- [EXERCISE MATERIAL]:
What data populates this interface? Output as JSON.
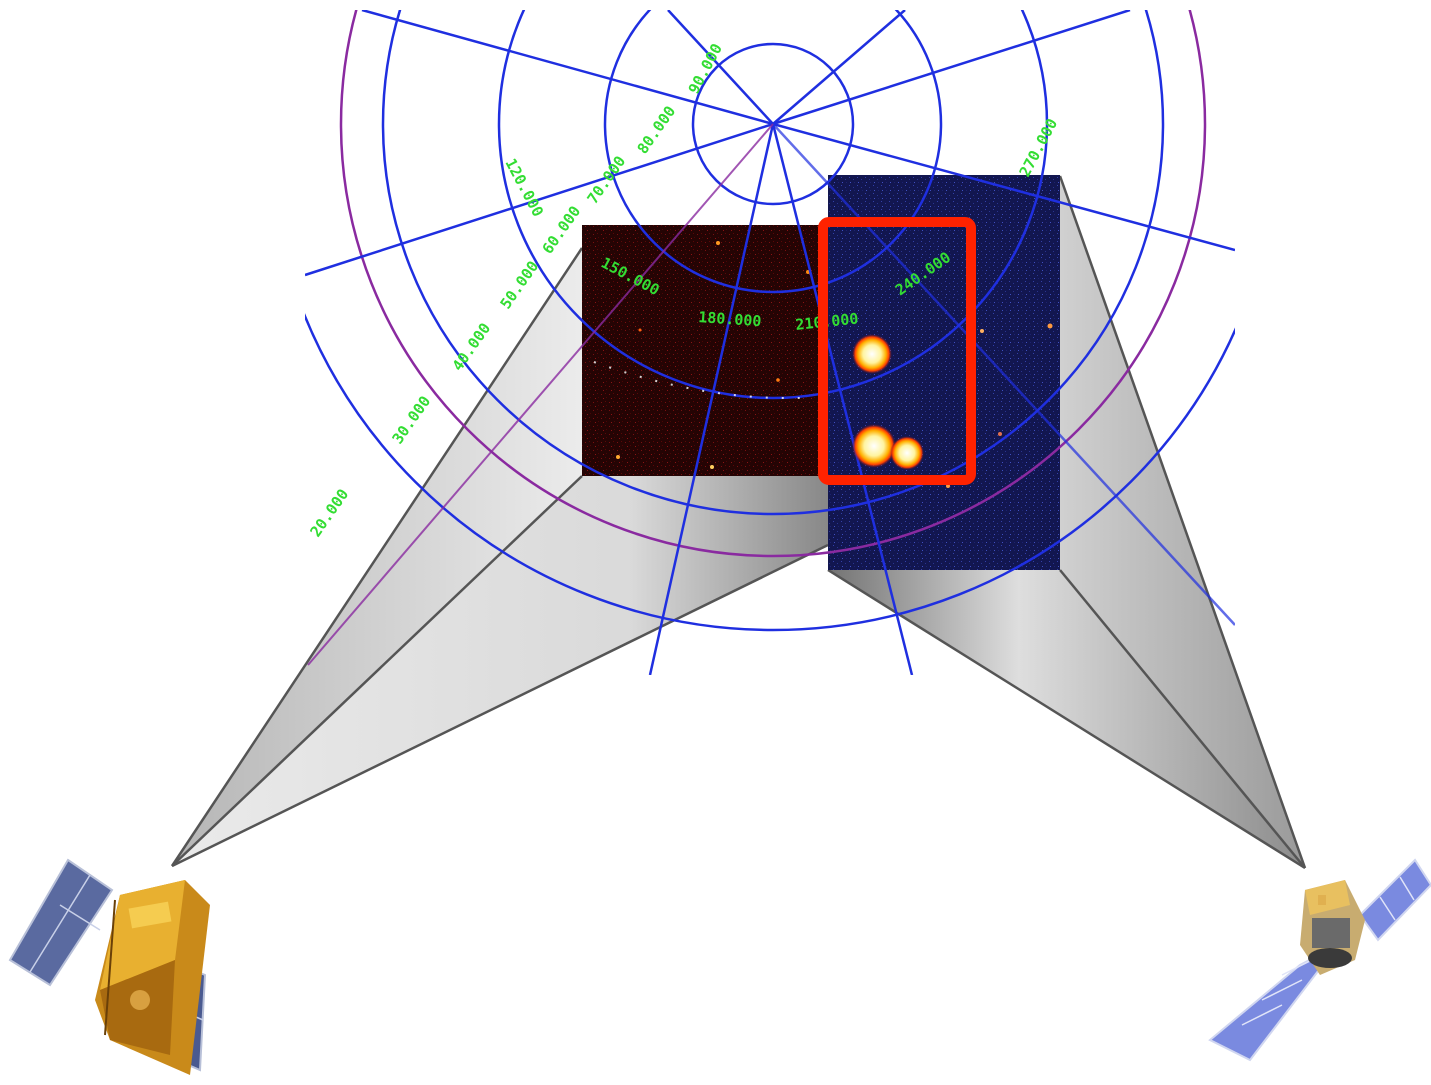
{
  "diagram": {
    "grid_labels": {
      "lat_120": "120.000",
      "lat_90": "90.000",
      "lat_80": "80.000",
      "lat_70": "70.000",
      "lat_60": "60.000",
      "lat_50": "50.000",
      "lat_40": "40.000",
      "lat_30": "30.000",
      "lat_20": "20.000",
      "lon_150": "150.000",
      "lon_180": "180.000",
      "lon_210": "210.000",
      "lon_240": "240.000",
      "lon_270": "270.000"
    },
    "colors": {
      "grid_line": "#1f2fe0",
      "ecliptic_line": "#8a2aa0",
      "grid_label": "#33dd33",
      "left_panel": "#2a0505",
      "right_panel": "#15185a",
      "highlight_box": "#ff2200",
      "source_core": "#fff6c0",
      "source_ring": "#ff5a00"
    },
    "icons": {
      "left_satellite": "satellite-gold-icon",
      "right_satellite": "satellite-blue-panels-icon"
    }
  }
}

- [PROBLEM]: Give an exact copy of the material, leaving out every picture.

- [OUTPUT]:
What data populates this interface? Output as JSON.
{
  "diagram": {
    "grid_labels": {
      "lat_120": "120.000",
      "lat_90": "90.000",
      "lat_80": "80.000",
      "lat_70": "70.000",
      "lat_60": "60.000",
      "lat_50": "50.000",
      "lat_40": "40.000",
      "lat_30": "30.000",
      "lat_20": "20.000",
      "lon_150": "150.000",
      "lon_180": "180.000",
      "lon_210": "210.000",
      "lon_240": "240.000",
      "lon_270": "270.000"
    },
    "colors": {
      "grid_line": "#1f2fe0",
      "ecliptic_line": "#8a2aa0",
      "grid_label": "#33dd33",
      "left_panel": "#2a0505",
      "right_panel": "#15185a",
      "highlight_box": "#ff2200",
      "source_core": "#fff6c0",
      "source_ring": "#ff5a00"
    },
    "icons": {
      "left_satellite": "satellite-gold-icon",
      "right_satellite": "satellite-blue-panels-icon"
    }
  }
}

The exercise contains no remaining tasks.